▸ What needs to be done:
Using the records provided below, locate and copy each line that contains the word "SPIŻARNIA".

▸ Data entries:
╔══

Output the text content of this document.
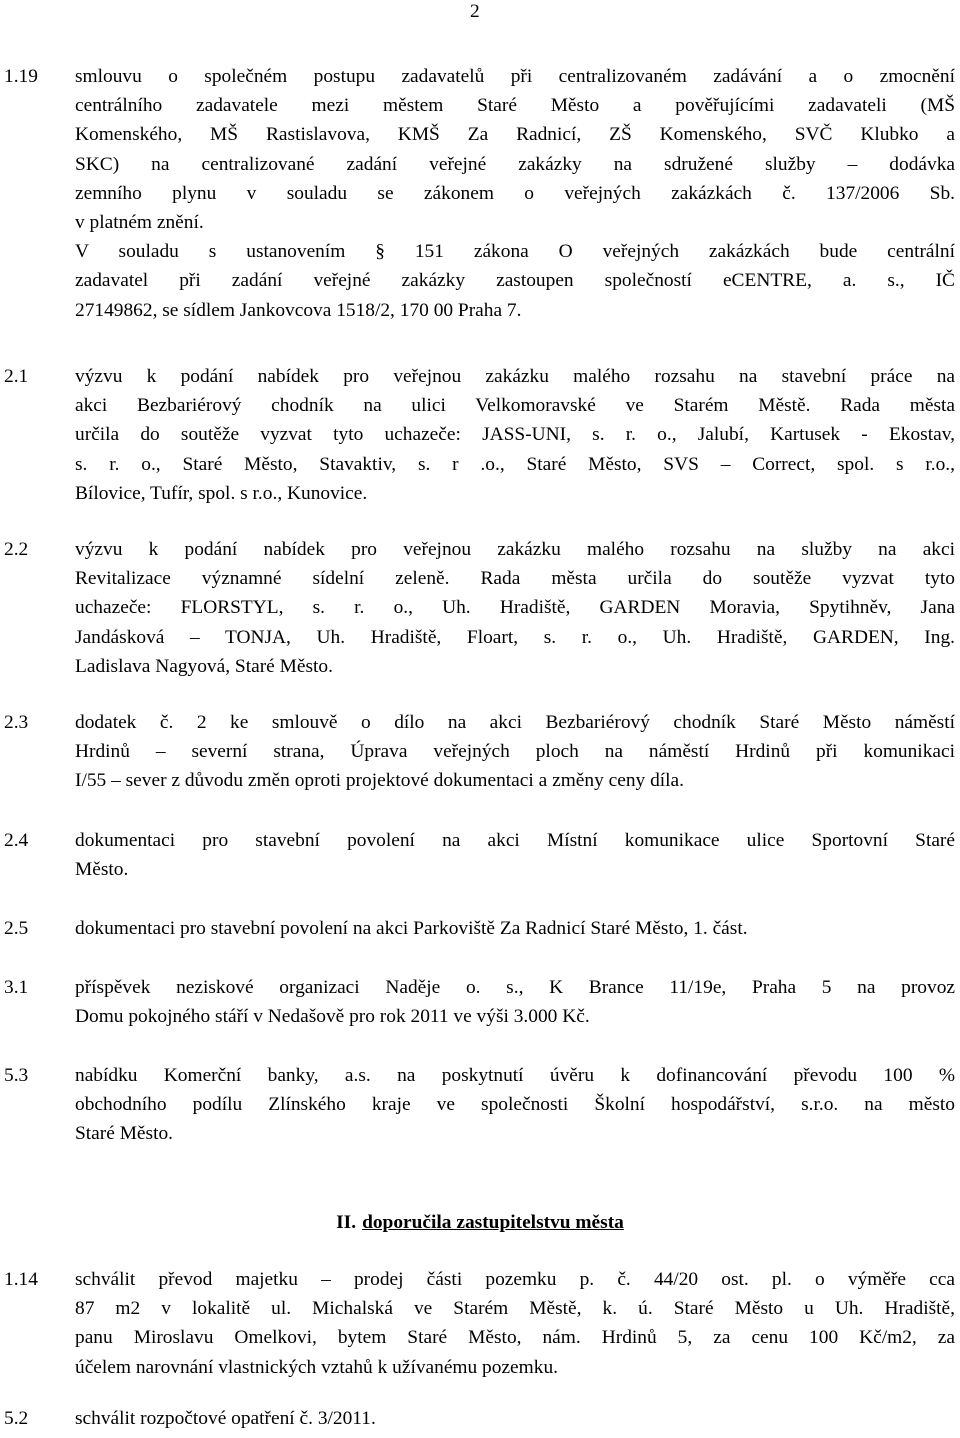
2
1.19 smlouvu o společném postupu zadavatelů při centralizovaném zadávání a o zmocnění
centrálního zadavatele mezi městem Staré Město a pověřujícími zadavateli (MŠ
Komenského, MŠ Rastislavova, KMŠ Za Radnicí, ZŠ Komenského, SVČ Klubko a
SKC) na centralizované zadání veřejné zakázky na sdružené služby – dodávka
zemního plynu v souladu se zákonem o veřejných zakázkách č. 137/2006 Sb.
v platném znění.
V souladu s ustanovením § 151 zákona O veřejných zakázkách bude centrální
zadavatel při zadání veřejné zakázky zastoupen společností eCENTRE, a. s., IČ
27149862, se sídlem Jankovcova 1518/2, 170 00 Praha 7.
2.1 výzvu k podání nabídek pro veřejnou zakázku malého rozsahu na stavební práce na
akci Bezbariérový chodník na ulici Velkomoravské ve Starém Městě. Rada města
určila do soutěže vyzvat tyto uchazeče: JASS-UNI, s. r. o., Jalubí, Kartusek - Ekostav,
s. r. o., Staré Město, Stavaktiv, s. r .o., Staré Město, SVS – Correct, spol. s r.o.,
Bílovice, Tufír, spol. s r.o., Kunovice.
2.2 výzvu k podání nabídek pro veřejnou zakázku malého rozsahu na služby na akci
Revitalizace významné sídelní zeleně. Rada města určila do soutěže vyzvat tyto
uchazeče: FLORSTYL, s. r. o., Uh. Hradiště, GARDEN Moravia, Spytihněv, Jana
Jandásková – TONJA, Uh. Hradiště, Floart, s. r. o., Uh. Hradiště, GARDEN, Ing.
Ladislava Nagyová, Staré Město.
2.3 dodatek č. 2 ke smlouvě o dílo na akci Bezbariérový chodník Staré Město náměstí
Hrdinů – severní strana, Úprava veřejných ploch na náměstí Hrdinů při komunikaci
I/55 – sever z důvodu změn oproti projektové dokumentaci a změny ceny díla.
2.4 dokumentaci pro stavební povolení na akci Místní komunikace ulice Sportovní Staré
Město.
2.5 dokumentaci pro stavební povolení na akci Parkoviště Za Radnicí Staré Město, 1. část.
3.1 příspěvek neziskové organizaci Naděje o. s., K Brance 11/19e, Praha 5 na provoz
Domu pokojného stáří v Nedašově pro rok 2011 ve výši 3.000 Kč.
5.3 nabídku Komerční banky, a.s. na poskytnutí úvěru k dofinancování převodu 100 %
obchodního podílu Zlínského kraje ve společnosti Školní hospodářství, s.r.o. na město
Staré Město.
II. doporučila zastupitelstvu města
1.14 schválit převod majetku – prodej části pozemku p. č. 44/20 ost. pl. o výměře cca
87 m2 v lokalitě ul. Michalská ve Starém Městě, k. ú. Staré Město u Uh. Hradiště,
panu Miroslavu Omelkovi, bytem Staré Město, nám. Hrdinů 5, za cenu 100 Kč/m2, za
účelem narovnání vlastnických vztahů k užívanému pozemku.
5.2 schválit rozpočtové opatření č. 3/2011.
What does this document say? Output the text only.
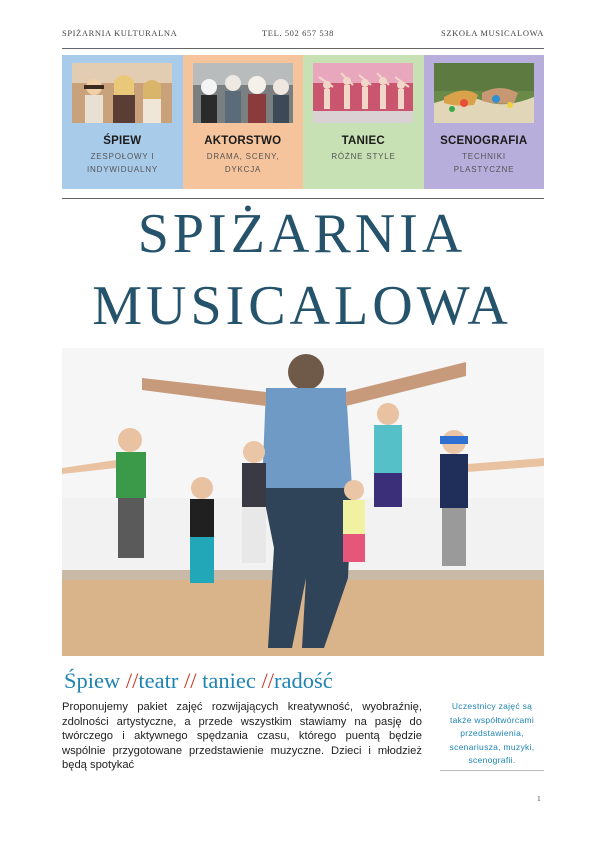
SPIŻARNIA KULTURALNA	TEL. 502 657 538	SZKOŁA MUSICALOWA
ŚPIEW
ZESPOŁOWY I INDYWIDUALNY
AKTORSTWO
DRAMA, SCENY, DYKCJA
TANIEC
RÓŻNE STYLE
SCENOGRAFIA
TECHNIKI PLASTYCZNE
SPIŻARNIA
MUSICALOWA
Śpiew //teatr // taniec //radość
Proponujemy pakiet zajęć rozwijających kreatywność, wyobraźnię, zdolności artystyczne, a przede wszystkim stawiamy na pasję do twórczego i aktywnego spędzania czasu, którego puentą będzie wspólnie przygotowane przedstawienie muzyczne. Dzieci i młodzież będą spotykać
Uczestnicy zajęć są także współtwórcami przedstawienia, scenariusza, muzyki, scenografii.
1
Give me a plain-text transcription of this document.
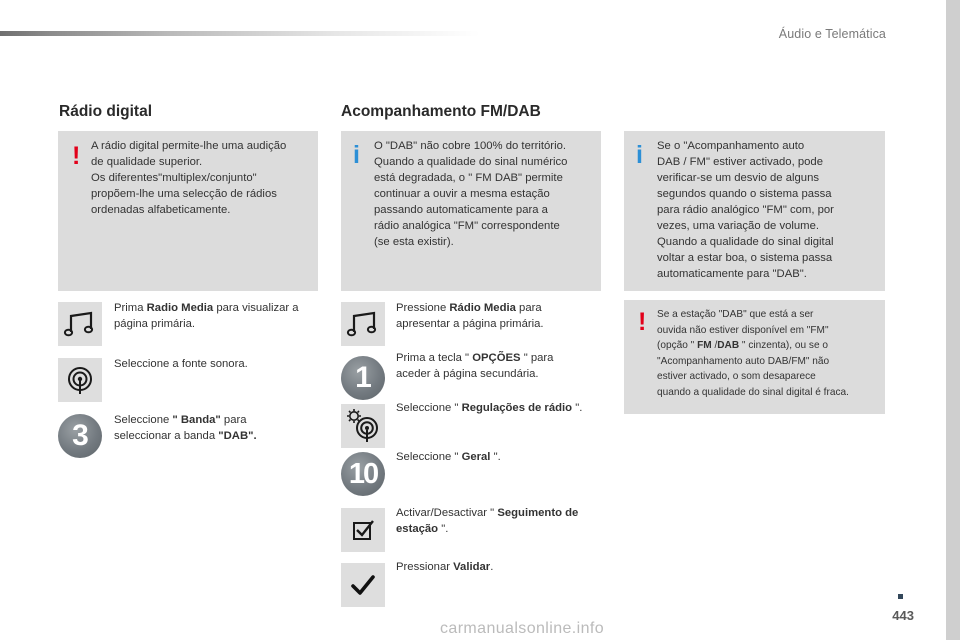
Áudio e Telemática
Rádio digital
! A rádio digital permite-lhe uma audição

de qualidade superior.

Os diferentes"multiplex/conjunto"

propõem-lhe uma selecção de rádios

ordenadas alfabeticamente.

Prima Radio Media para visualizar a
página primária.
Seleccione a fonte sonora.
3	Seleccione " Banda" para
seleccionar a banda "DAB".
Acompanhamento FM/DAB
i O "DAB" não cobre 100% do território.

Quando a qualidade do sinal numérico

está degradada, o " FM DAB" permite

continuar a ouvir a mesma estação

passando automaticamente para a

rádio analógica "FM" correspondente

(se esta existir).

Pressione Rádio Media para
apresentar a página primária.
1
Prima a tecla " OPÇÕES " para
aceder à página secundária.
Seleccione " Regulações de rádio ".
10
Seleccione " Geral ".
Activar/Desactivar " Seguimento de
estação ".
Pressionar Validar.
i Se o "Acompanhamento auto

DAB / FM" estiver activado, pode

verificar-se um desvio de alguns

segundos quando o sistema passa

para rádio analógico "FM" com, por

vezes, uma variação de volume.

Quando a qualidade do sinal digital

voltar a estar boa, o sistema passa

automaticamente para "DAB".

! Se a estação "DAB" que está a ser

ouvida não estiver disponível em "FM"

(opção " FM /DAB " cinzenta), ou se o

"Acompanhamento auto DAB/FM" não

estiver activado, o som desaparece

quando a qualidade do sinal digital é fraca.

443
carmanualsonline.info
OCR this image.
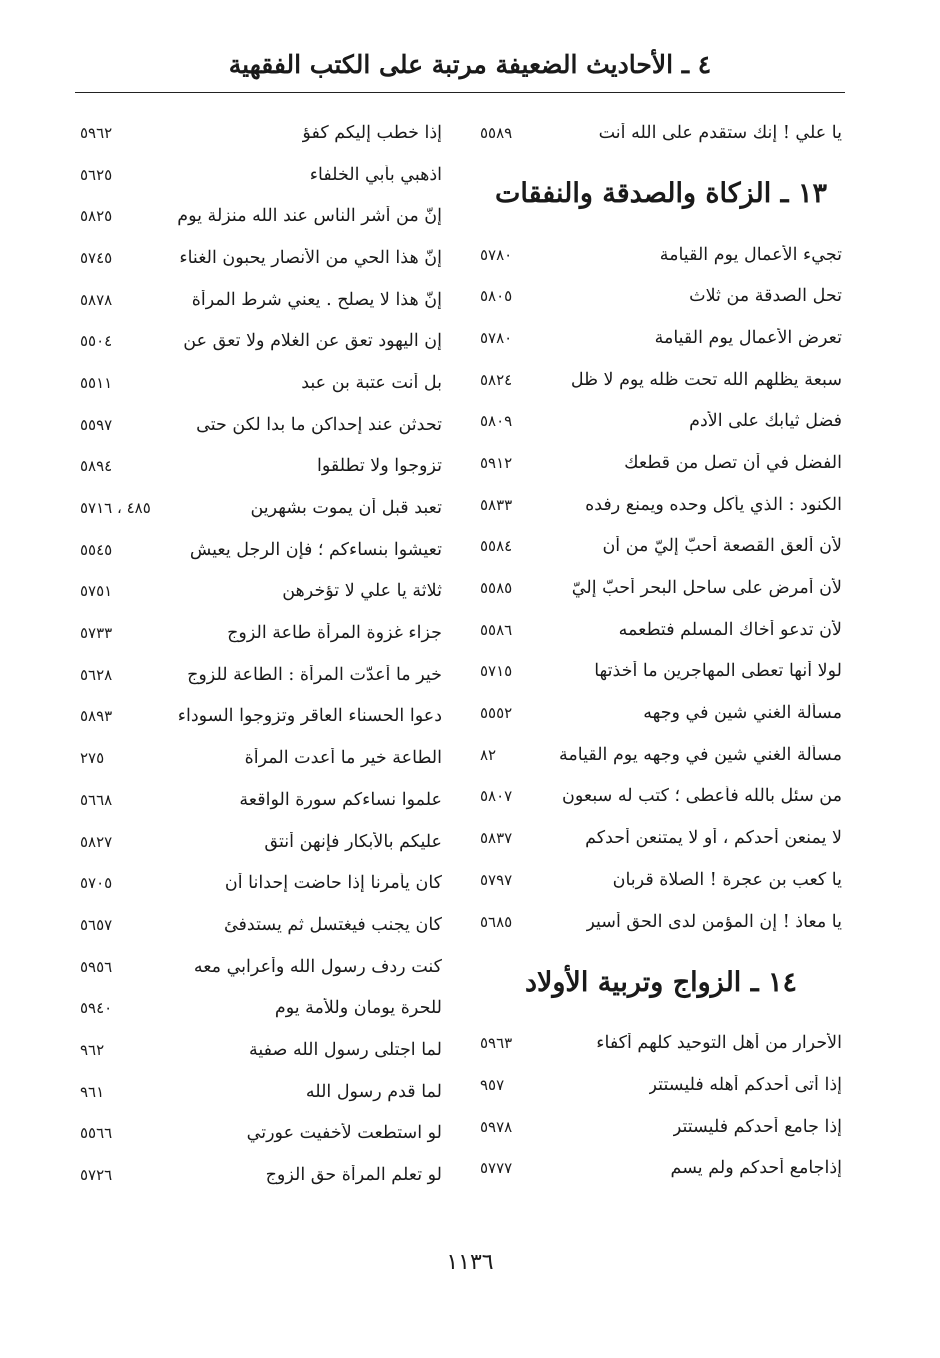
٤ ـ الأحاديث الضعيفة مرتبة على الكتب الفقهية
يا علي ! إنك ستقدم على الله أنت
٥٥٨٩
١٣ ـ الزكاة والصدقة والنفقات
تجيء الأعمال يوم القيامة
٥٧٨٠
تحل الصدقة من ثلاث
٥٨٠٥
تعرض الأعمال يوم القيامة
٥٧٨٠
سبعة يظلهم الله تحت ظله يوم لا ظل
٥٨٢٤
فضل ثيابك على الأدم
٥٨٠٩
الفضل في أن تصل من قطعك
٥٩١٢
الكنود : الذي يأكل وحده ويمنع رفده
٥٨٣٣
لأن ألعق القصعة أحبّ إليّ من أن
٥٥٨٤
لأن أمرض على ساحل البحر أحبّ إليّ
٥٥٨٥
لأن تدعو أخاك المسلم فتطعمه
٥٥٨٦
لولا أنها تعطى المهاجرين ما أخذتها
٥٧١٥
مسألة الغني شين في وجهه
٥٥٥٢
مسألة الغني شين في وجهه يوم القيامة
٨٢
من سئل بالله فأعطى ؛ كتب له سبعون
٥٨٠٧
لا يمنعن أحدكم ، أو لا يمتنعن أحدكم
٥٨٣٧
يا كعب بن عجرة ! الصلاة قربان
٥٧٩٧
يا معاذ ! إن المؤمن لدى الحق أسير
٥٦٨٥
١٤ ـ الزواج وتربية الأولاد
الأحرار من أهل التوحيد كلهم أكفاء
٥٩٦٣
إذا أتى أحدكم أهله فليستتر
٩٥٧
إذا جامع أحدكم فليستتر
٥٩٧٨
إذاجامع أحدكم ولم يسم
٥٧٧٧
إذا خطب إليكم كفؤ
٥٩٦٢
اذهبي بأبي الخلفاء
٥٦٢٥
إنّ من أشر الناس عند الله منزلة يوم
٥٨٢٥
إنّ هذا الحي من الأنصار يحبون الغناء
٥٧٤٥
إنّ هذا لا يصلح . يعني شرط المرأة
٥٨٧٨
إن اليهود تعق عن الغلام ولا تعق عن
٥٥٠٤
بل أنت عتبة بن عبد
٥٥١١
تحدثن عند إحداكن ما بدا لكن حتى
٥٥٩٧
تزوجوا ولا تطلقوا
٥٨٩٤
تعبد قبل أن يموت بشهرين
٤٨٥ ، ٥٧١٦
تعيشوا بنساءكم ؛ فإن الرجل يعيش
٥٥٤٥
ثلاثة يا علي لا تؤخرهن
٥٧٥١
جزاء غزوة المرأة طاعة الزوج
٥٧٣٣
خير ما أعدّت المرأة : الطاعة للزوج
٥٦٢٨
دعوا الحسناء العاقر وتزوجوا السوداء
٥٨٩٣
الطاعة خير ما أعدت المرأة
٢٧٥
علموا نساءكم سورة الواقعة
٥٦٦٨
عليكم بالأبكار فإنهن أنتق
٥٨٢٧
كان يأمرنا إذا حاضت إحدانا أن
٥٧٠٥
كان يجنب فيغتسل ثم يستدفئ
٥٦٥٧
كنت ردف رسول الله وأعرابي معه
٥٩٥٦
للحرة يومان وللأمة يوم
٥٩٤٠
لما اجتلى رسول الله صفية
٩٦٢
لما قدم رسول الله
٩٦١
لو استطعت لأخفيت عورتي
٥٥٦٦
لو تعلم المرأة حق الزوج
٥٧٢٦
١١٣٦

╚══

▸ Response below:
SPIŻARNIA KULTURALNA	TEL. 502 657 538	SZKOŁA MUSICALOWA
SPIŻARNIA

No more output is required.